* _Dataset entries_
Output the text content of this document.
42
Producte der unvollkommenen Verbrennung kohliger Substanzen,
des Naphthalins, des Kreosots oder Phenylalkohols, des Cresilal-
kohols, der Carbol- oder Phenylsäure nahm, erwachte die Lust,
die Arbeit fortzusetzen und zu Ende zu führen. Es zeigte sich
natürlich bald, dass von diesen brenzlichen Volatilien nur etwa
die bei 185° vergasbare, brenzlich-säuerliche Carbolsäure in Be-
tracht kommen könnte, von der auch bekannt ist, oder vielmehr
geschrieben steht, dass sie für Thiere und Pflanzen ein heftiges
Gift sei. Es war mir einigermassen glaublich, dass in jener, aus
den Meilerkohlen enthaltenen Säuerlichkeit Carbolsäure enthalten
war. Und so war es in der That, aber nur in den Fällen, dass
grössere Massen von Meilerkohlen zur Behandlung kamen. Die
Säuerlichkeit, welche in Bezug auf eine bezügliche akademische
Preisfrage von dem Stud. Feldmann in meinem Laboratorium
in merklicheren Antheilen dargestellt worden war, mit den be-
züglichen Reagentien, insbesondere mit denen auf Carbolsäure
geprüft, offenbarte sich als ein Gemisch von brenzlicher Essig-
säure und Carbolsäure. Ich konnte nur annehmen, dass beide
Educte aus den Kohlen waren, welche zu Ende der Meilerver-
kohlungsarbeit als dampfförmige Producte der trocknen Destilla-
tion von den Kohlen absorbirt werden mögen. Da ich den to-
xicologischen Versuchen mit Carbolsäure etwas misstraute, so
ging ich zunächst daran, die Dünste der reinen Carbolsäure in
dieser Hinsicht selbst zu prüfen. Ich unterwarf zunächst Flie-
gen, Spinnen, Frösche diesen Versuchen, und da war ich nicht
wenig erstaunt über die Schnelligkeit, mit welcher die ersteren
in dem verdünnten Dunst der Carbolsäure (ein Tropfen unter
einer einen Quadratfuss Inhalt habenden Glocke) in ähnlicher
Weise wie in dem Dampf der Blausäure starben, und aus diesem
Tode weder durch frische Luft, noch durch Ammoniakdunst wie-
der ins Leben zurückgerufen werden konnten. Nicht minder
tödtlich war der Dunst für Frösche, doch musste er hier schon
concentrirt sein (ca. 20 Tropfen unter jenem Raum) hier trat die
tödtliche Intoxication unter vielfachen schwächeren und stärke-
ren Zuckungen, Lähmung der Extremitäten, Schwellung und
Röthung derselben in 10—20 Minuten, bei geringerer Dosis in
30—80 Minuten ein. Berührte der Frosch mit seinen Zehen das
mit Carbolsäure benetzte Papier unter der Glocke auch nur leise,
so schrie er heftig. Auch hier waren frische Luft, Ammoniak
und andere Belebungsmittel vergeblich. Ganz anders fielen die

* _Goal_
Quote the entire listing above exactly.

* _Answer to this task_
Output the text content of this document.
42
Producte der unvollkommenen Verbrennung kohliger Substanzen,
des Naphthalins, des Kreosots oder Phenylalkohols, des Cresilal-
kohols, der Carbol- oder Phenylsäure nahm, erwachte die Lust,
die Arbeit fortzusetzen und zu Ende zu führen. Es zeigte sich
natürlich bald, dass von diesen brenzlichen Volatilien nur etwa
die bei 185° vergasbare, brenzlich-säuerliche Carbolsäure in Be-
tracht kommen könnte, von der auch bekannt ist, oder vielmehr
geschrieben steht, dass sie für Thiere und Pflanzen ein heftiges
Gift sei. Es war mir einigermassen glaublich, dass in jener, aus
den Meilerkohlen enthaltenen Säuerlichkeit Carbolsäure enthalten
war. Und so war es in der That, aber nur in den Fällen, dass
grössere Massen von Meilerkohlen zur Behandlung kamen. Die
Säuerlichkeit, welche in Bezug auf eine bezügliche akademische
Preisfrage von dem Stud. Feldmann in meinem Laboratorium
in merklicheren Antheilen dargestellt worden war, mit den be-
züglichen Reagentien, insbesondere mit denen auf Carbolsäure
geprüft, offenbarte sich als ein Gemisch von brenzlicher Essig-
säure und Carbolsäure. Ich konnte nur annehmen, dass beide
Educte aus den Kohlen waren, welche zu Ende der Meilerver-
kohlungsarbeit als dampfförmige Producte der trocknen Destilla-
tion von den Kohlen absorbirt werden mögen. Da ich den to-
xicologischen Versuchen mit Carbolsäure etwas misstraute, so
ging ich zunächst daran, die Dünste der reinen Carbolsäure in
dieser Hinsicht selbst zu prüfen. Ich unterwarf zunächst Flie-
gen, Spinnen, Frösche diesen Versuchen, und da war ich nicht
wenig erstaunt über die Schnelligkeit, mit welcher die ersteren
in dem verdünnten Dunst der Carbolsäure (ein Tropfen unter
einer einen Quadratfuss Inhalt habenden Glocke) in ähnlicher
Weise wie in dem Dampf der Blausäure starben, und aus diesem
Tode weder durch frische Luft, noch durch Ammoniakdunst wie-
der ins Leben zurückgerufen werden konnten. Nicht minder
tödtlich war der Dunst für Frösche, doch musste er hier schon
concentrirt sein (ca. 20 Tropfen unter jenem Raum) hier trat die
tödtliche Intoxication unter vielfachen schwächeren und stärke-
ren Zuckungen, Lähmung der Extremitäten, Schwellung und
Röthung derselben in 10—20 Minuten, bei geringerer Dosis in
30—80 Minuten ein. Berührte der Frosch mit seinen Zehen das
mit Carbolsäure benetzte Papier unter der Glocke auch nur leise,
so schrie er heftig. Auch hier waren frische Luft, Ammoniak
und andere Belebungsmittel vergeblich. Ganz anders fielen die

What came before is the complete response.